» WRITTEN EXERCISE:
Search the listing for the string "Enter" and copy every line that contains it.

» INFORMATION PROVIDED:
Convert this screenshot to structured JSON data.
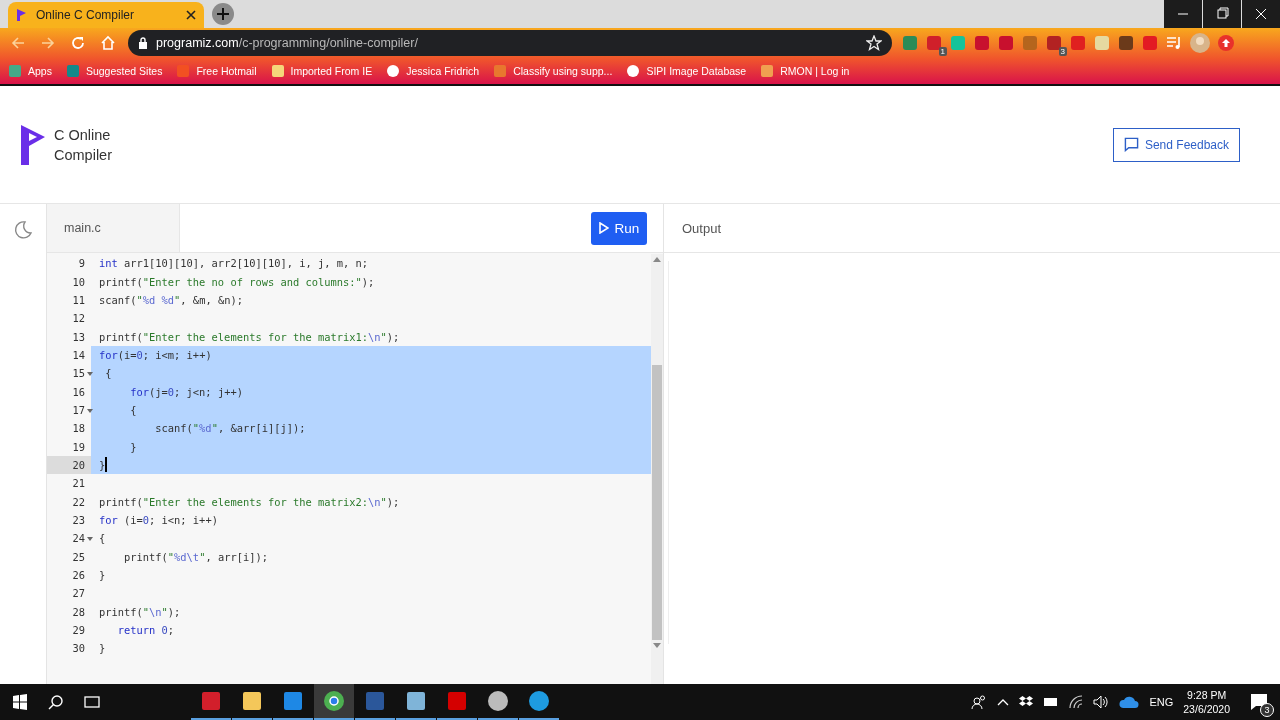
{
  "browser": {
    "tab_title": "Online C Compiler",
    "url_host": "programiz.com",
    "url_path": "/c-programming/online-compiler/",
    "bookmarks": [
      {
        "label": "Apps",
        "kind": "grid"
      },
      {
        "label": "Suggested Sites",
        "kind": "bing"
      },
      {
        "label": "Free Hotmail",
        "kind": "windows"
      },
      {
        "label": "Imported From IE",
        "kind": "folder"
      },
      {
        "label": "Jessica Fridrich",
        "kind": "globe"
      },
      {
        "label": "Classify using supp...",
        "kind": "matlab"
      },
      {
        "label": "SIPI Image Database",
        "kind": "globe"
      },
      {
        "label": "RMON | Log in",
        "kind": "rmon"
      }
    ],
    "extensions": [
      {
        "color": "#2e8b57"
      },
      {
        "color": "#d0202a",
        "badge": "1"
      },
      {
        "color": "#15c39a"
      },
      {
        "color": "#c8102e"
      },
      {
        "color": "#c8102e"
      },
      {
        "color": "#b5651d"
      },
      {
        "color": "#b22222",
        "badge": "3"
      },
      {
        "color": "#e02020"
      },
      {
        "color": "#e6d9a0"
      },
      {
        "color": "#6b3a1a"
      },
      {
        "color": "#e31b23"
      }
    ]
  },
  "header": {
    "logo_line1": "C Online",
    "logo_line2": "Compiler",
    "feedback_button": "Send Feedback"
  },
  "editor": {
    "file_tab": "main.c",
    "run_button": "Run",
    "output_title": "Output",
    "lines": [
      {
        "n": "9",
        "tokens": [
          {
            "kind": "kw",
            "t": "int"
          },
          {
            "kind": "plain",
            "t": " arr1[10][10], arr2[10][10], i, j, m, n;"
          }
        ]
      },
      {
        "n": "10",
        "tokens": [
          {
            "kind": "plain",
            "t": "printf("
          },
          {
            "kind": "str",
            "t": "\"Enter the no of rows and columns:\""
          },
          {
            "kind": "plain",
            "t": ");"
          }
        ]
      },
      {
        "n": "11",
        "tokens": [
          {
            "kind": "plain",
            "t": "scanf("
          },
          {
            "kind": "str",
            "t": "\""
          },
          {
            "kind": "esc",
            "t": "%d %d"
          },
          {
            "kind": "str",
            "t": "\""
          },
          {
            "kind": "plain",
            "t": ", &m, &n);"
          }
        ]
      },
      {
        "n": "12"
      },
      {
        "n": "13",
        "tokens": [
          {
            "kind": "plain",
            "t": "printf("
          },
          {
            "kind": "str",
            "t": "\"Enter the elements for the matrix1:"
          },
          {
            "kind": "esc",
            "t": "\\n"
          },
          {
            "kind": "str",
            "t": "\""
          },
          {
            "kind": "plain",
            "t": ");"
          }
        ]
      },
      {
        "n": "14",
        "selected": true,
        "tokens": [
          {
            "kind": "kw",
            "t": "for"
          },
          {
            "kind": "plain",
            "t": "(i="
          },
          {
            "kind": "num",
            "t": "0"
          },
          {
            "kind": "plain",
            "t": "; i<m; i++)"
          }
        ]
      },
      {
        "n": "15",
        "selected": true,
        "fold": true,
        "tokens": [
          {
            "kind": "plain",
            "t": " {"
          }
        ]
      },
      {
        "n": "16",
        "selected": true,
        "tokens": [
          {
            "kind": "kw",
            "t": "     for"
          },
          {
            "kind": "plain",
            "t": "(j="
          },
          {
            "kind": "num",
            "t": "0"
          },
          {
            "kind": "plain",
            "t": "; j<n; j++)"
          }
        ]
      },
      {
        "n": "17",
        "selected": true,
        "fold": true,
        "tokens": [
          {
            "kind": "plain",
            "t": "     {"
          }
        ]
      },
      {
        "n": "18",
        "selected": true,
        "tokens": [
          {
            "kind": "plain",
            "t": "         scanf("
          },
          {
            "kind": "str",
            "t": "\""
          },
          {
            "kind": "esc",
            "t": "%d"
          },
          {
            "kind": "str",
            "t": "\""
          },
          {
            "kind": "plain",
            "t": ", &arr[i][j]);"
          }
        ]
      },
      {
        "n": "19",
        "selected": true,
        "tokens": [
          {
            "kind": "plain",
            "t": "     }"
          }
        ]
      },
      {
        "n": "20",
        "selected": true,
        "active": true,
        "tokens": [
          {
            "kind": "plain",
            "t": "}"
          }
        ]
      },
      {
        "n": "21"
      },
      {
        "n": "22",
        "tokens": [
          {
            "kind": "plain",
            "t": "printf("
          },
          {
            "kind": "str",
            "t": "\"Enter the elements for the matrix2:"
          },
          {
            "kind": "esc",
            "t": "\\n"
          },
          {
            "kind": "str",
            "t": "\""
          },
          {
            "kind": "plain",
            "t": ");"
          }
        ]
      },
      {
        "n": "23",
        "tokens": [
          {
            "kind": "kw",
            "t": "for"
          },
          {
            "kind": "plain",
            "t": " (i="
          },
          {
            "kind": "num",
            "t": "0"
          },
          {
            "kind": "plain",
            "t": "; i<n; i++)"
          }
        ]
      },
      {
        "n": "24",
        "fold": true,
        "tokens": [
          {
            "kind": "plain",
            "t": "{"
          }
        ]
      },
      {
        "n": "25",
        "tokens": [
          {
            "kind": "plain",
            "t": "    printf("
          },
          {
            "kind": "str",
            "t": "\""
          },
          {
            "kind": "esc",
            "t": "%d\\t"
          },
          {
            "kind": "str",
            "t": "\""
          },
          {
            "kind": "plain",
            "t": ", arr[i]);"
          }
        ]
      },
      {
        "n": "26",
        "tokens": [
          {
            "kind": "plain",
            "t": "}"
          }
        ]
      },
      {
        "n": "27"
      },
      {
        "n": "28",
        "tokens": [
          {
            "kind": "plain",
            "t": "printf("
          },
          {
            "kind": "str",
            "t": "\""
          },
          {
            "kind": "esc",
            "t": "\\n"
          },
          {
            "kind": "str",
            "t": "\""
          },
          {
            "kind": "plain",
            "t": ");"
          }
        ]
      },
      {
        "n": "29",
        "tokens": [
          {
            "kind": "kw",
            "t": "   return "
          },
          {
            "kind": "num",
            "t": "0"
          },
          {
            "kind": "plain",
            "t": ";"
          }
        ]
      },
      {
        "n": "30",
        "tokens": [
          {
            "kind": "plain",
            "t": "}"
          }
        ]
      }
    ]
  },
  "taskbar": {
    "apps": [
      {
        "kind": "gift",
        "selected": false
      },
      {
        "kind": "folder",
        "selected": false
      },
      {
        "kind": "mail",
        "selected": false
      },
      {
        "kind": "chrome",
        "selected": true
      },
      {
        "kind": "word",
        "selected": false
      },
      {
        "kind": "notepad",
        "selected": false
      },
      {
        "kind": "pdf",
        "selected": false
      },
      {
        "kind": "speaker",
        "selected": false
      },
      {
        "kind": "record",
        "selected": false
      }
    ],
    "language": "ENG",
    "time": "9:28 PM",
    "date": "23/6/2020",
    "notification_count": "3"
  }
}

» ANSWER TO THIS PROBLEM:
            "t": "\"Enter the no of rows and columns:\""
            "t": "\"Enter the elements for the matrix1:"
            "t": "\"Enter the elements for the matrix2:"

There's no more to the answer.